- **WHAT YOU WILL DO**: Quote all of the entries word for word.
- - - -
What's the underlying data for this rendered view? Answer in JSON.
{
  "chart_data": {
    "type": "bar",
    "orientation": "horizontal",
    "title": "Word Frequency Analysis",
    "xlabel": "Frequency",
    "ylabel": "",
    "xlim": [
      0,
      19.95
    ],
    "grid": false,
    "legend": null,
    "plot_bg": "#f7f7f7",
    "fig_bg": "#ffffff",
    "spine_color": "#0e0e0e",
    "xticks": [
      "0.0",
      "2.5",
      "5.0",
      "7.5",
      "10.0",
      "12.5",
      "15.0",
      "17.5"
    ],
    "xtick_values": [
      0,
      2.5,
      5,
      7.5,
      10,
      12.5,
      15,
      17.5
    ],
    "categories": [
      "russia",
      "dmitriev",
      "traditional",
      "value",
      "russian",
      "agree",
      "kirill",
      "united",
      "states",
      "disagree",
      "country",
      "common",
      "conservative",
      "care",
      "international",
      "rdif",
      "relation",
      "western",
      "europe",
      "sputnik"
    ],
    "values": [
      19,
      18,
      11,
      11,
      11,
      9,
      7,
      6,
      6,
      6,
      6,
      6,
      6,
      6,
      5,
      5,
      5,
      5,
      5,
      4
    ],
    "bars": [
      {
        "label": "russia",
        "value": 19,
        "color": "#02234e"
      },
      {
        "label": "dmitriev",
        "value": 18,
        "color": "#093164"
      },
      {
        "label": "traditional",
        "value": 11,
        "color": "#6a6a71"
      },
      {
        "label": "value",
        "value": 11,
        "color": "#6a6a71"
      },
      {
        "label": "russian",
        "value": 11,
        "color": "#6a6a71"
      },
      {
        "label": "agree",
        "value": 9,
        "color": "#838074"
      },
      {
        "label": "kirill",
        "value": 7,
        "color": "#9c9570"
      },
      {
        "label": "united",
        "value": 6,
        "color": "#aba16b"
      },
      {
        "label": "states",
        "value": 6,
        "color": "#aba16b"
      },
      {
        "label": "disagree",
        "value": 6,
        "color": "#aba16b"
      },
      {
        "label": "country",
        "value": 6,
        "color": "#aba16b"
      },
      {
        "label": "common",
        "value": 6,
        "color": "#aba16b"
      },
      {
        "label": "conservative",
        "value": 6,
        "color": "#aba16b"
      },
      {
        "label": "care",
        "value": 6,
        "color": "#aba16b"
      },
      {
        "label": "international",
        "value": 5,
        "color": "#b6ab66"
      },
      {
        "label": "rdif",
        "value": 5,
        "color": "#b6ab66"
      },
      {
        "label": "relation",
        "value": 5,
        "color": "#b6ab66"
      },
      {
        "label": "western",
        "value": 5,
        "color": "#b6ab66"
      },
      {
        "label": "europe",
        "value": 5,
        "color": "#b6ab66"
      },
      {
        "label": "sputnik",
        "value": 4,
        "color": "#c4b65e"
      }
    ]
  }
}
- - - -
- **SOLUTION**:
What's the underlying data for this rendered view? Answer in JSON.
{
  "chart_data": {
    "type": "bar",
    "orientation": "horizontal",
    "title": "Word Frequency Analysis",
    "xlabel": "Frequency",
    "ylabel": "",
    "xlim": [
      0,
      19.95
    ],
    "grid": false,
    "legend": null,
    "plot_bg": "#f7f7f7",
    "fig_bg": "#ffffff",
    "spine_color": "#0e0e0e",
    "xticks": [
      "0.0",
      "2.5",
      "5.0",
      "7.5",
      "10.0",
      "12.5",
      "15.0",
      "17.5"
    ],
    "xtick_values": [
      0,
      2.5,
      5,
      7.5,
      10,
      12.5,
      15,
      17.5
    ],
    "categories": [
      "russia",
      "dmitriev",
      "traditional",
      "value",
      "russian",
      "agree",
      "kirill",
      "united",
      "states",
      "disagree",
      "country",
      "common",
      "conservative",
      "care",
      "international",
      "rdif",
      "relation",
      "western",
      "europe",
      "sputnik"
    ],
    "values": [
      19,
      18,
      11,
      11,
      11,
      9,
      7,
      6,
      6,
      6,
      6,
      6,
      6,
      6,
      5,
      5,
      5,
      5,
      5,
      4
    ],
    "bars": [
      {
        "label": "russia",
        "value": 19,
        "color": "#02234e"
      },
      {
        "label": "dmitriev",
        "value": 18,
        "color": "#093164"
      },
      {
        "label": "traditional",
        "value": 11,
        "color": "#6a6a71"
      },
      {
        "label": "value",
        "value": 11,
        "color": "#6a6a71"
      },
      {
        "label": "russian",
        "value": 11,
        "color": "#6a6a71"
      },
      {
        "label": "agree",
        "value": 9,
        "color": "#838074"
      },
      {
        "label": "kirill",
        "value": 7,
        "color": "#9c9570"
      },
      {
        "label": "united",
        "value": 6,
        "color": "#aba16b"
      },
      {
        "label": "states",
        "value": 6,
        "color": "#aba16b"
      },
      {
        "label": "disagree",
        "value": 6,
        "color": "#aba16b"
      },
      {
        "label": "country",
        "value": 6,
        "color": "#aba16b"
      },
      {
        "label": "common",
        "value": 6,
        "color": "#aba16b"
      },
      {
        "label": "conservative",
        "value": 6,
        "color": "#aba16b"
      },
      {
        "label": "care",
        "value": 6,
        "color": "#aba16b"
      },
      {
        "label": "international",
        "value": 5,
        "color": "#b6ab66"
      },
      {
        "label": "rdif",
        "value": 5,
        "color": "#b6ab66"
      },
      {
        "label": "relation",
        "value": 5,
        "color": "#b6ab66"
      },
      {
        "label": "western",
        "value": 5,
        "color": "#b6ab66"
      },
      {
        "label": "europe",
        "value": 5,
        "color": "#b6ab66"
      },
      {
        "label": "sputnik",
        "value": 4,
        "color": "#c4b65e"
      }
    ]
  }
}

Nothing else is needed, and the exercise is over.